Stated problem
Which lines in the records below contain the word "Rozmiary"? Copy each one out.

Extracted material
···

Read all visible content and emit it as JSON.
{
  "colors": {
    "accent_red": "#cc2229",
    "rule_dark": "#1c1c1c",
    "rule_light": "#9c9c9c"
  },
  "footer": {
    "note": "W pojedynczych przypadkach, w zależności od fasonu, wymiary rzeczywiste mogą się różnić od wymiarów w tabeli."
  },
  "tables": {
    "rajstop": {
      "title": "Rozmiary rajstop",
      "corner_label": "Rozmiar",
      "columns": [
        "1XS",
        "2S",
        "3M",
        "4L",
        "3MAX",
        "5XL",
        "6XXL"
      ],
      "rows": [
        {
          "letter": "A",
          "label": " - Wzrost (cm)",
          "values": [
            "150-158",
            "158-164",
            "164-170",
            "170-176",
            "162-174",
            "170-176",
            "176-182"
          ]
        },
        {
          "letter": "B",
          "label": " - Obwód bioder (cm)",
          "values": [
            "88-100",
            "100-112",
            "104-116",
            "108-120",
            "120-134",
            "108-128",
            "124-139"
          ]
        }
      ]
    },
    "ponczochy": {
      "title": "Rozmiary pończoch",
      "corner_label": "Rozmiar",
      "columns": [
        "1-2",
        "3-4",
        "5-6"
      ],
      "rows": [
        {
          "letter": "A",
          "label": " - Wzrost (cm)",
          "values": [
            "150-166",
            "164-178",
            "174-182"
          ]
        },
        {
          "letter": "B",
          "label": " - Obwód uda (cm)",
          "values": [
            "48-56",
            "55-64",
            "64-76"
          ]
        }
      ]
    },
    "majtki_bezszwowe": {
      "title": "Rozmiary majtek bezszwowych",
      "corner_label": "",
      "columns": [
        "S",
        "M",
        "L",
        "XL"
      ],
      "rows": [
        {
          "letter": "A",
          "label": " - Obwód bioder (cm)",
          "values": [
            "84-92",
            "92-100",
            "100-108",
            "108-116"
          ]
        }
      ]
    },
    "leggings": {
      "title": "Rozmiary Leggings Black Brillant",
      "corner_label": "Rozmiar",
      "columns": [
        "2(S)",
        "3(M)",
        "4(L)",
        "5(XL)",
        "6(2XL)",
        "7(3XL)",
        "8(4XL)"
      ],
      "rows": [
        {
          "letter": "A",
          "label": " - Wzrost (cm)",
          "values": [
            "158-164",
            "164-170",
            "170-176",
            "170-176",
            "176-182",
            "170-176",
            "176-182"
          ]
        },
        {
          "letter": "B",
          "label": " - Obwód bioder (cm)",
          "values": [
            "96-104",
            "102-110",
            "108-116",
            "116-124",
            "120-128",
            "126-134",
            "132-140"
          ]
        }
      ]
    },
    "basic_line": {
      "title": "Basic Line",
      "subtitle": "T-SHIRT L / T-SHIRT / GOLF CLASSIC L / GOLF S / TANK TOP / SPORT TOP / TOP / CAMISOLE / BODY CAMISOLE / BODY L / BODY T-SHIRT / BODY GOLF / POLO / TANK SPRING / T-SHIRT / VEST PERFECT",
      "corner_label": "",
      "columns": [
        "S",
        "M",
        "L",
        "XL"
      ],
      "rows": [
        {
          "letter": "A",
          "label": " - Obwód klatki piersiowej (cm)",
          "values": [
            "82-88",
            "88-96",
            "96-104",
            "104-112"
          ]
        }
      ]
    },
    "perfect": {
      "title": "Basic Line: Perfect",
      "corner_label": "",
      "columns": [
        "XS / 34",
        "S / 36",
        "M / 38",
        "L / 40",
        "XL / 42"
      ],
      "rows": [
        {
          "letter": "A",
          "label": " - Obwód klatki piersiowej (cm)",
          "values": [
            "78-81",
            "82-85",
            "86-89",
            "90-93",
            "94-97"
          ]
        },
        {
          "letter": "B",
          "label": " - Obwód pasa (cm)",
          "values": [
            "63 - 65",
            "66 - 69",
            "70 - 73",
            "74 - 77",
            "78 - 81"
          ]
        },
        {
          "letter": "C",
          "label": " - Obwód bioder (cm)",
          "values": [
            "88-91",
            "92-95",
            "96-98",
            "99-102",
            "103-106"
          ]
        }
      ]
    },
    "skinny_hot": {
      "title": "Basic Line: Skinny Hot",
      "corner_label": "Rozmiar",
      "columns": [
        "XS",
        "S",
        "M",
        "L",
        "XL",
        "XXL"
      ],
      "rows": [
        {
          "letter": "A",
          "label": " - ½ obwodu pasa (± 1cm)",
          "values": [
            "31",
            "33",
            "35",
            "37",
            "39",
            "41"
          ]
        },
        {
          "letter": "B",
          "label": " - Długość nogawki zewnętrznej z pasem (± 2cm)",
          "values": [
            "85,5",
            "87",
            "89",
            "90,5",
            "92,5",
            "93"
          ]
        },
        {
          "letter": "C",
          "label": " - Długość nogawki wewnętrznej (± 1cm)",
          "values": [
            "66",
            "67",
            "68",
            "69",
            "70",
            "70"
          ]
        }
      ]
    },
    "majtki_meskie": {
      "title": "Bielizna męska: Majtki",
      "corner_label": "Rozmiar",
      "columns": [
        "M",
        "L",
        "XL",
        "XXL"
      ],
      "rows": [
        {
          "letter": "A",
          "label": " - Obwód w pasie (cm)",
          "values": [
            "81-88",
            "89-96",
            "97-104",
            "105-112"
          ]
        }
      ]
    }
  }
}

···

Solution to the exercise
      "title": "Rozmiary rajstop",
      "title": "Rozmiary pończoch",
      "title": "Rozmiary majtek bezszwowych",
      "title": "Rozmiary Leggings Black Brillant",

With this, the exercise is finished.